▸ STATED GOAL:
Go through the listing below and gather every line with the word "message".

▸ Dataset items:
☆ ☆ ☆ ☆ ☆ ☆ ☆
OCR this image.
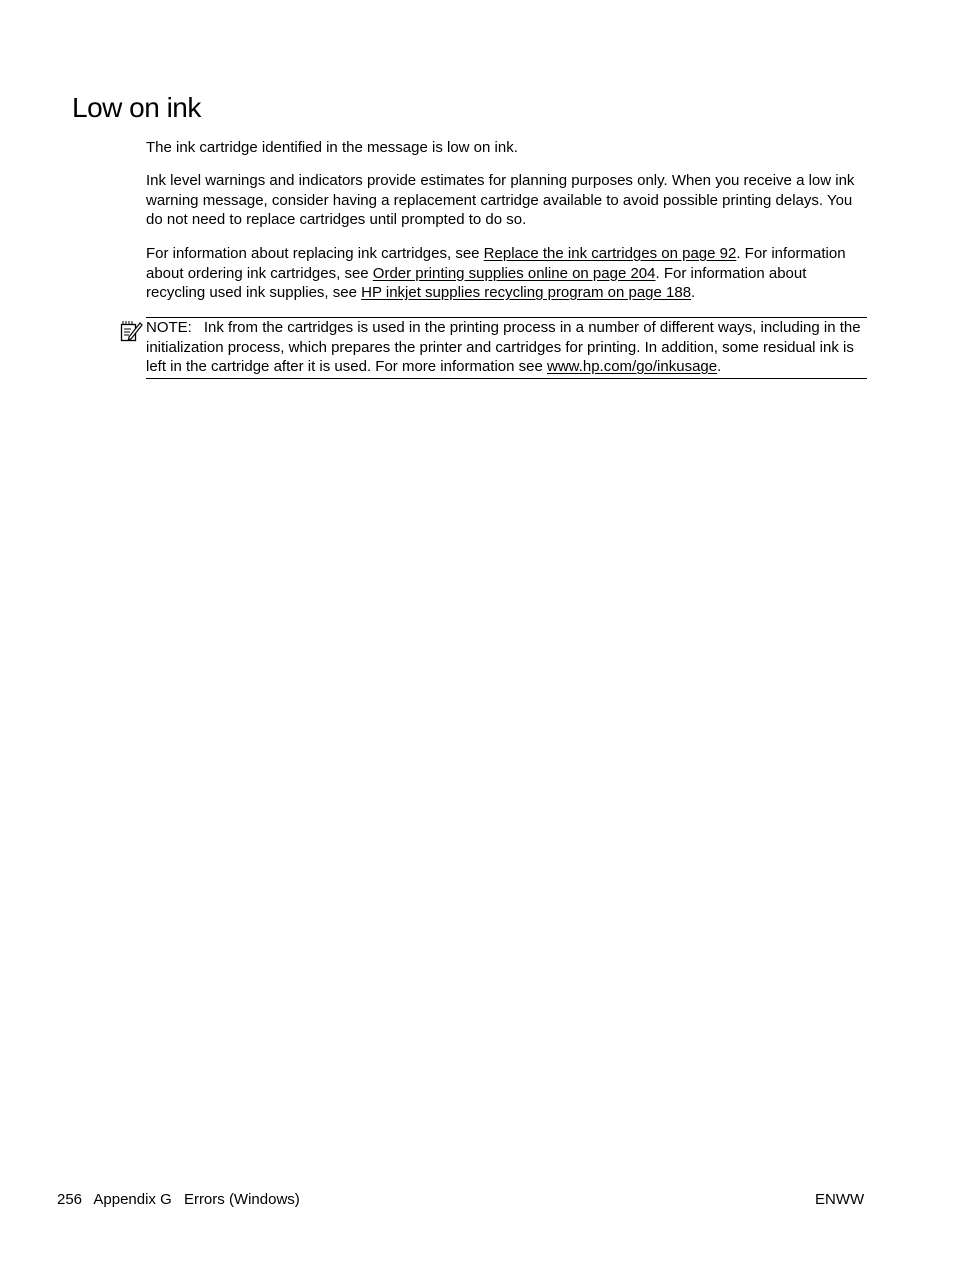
Low on ink

The ink cartridge identified in the message is low on ink.

Ink level warnings and indicators provide estimates for planning purposes only. When you receive a low ink warning message, consider having a replacement cartridge available to avoid possible printing delays. You do not need to replace cartridges until prompted to do so.

For information about replacing ink cartridges, see Replace the ink cartridges on page 92. For information about ordering ink cartridges, see Order printing supplies online on page 204. For information about recycling used ink supplies, see HP inkjet supplies recycling program on page 188.

NOTE: Ink from the cartridges is used in the printing process in a number of different ways, including in the initialization process, which prepares the printer and cartridges for printing. In addition, some residual ink is left in the cartridge after it is used. For more information see www.hp.com/go/inkusage.
256 Appendix G Errors (Windows)	ENWW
☆ ☆ ☆ ☆ ☆ ☆ ☆
▸ COMPLETE ANSWER:
The ink cartridge identified in the message is low on ink.
Ink level warnings and indicators provide estimates for planning purposes only. When you receive a low ink warning message, consider having a replacement cartridge available to avoid possible printing delays. You do not need to replace cartridges until prompted to do so.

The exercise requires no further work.